::: Excerto da página :::

Acórdão nº 01496/06 de Tribunal Central Administrativo Sul, 14 de Dezembro de 2011

Magistrado ResponsávelANA CELESTE CARVALHO
Data da Resolução14 de Dezembro de 2011
EmissorTribunal Central Administrativo Sul

Acordam em conferência na Secção de Contencioso Administrativo do Tribunal Central Administrativo Sul: I.

RELATÓRIO A...

, devidamente identificada nos autos, inconformada, veio interpor recurso jurisdicional da decisão do Tribunal Administrativo e Fiscal de Almada, datada de 10/12/2005 que, no âmbito da acção administrativa especial instaurada contra o Ministro da Educação, julgou improcedente o pedido de anulação do despacho ministerial que aplicou a pena disciplinar de aposentação compulsiva à recorrente.

:::

** Problema proposto **
No excerto do acórdão, que pena disciplinar o despacho ministerial aplicou à recorrente?

::: Extrato de dados :::

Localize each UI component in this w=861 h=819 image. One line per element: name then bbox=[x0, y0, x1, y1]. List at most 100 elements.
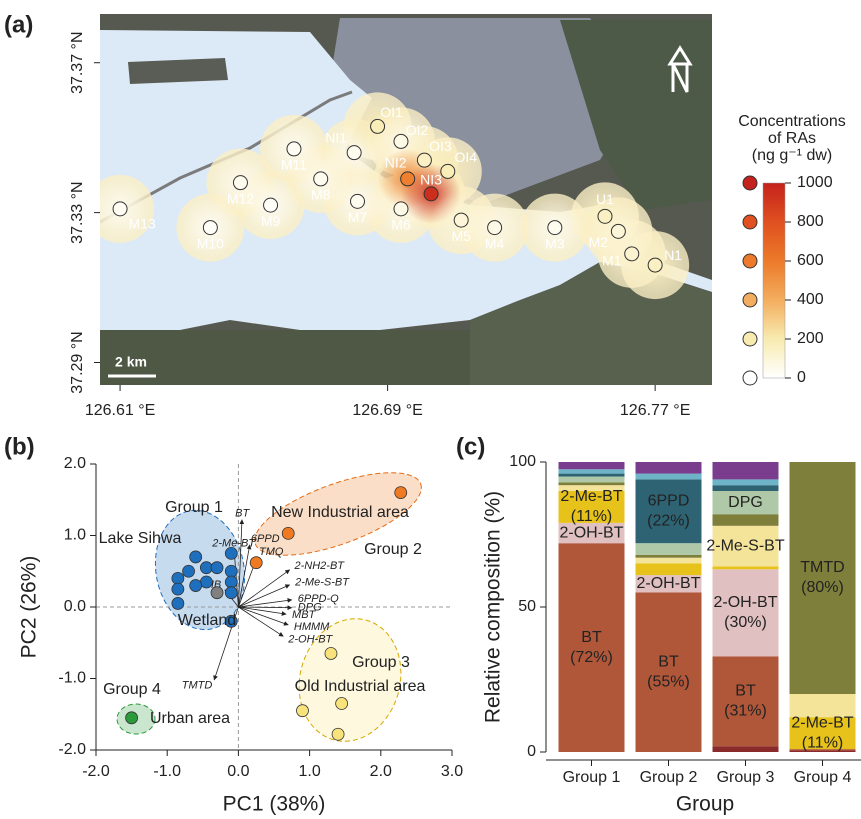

:::

** Resposta final **
A pena de aposentação compulsiva.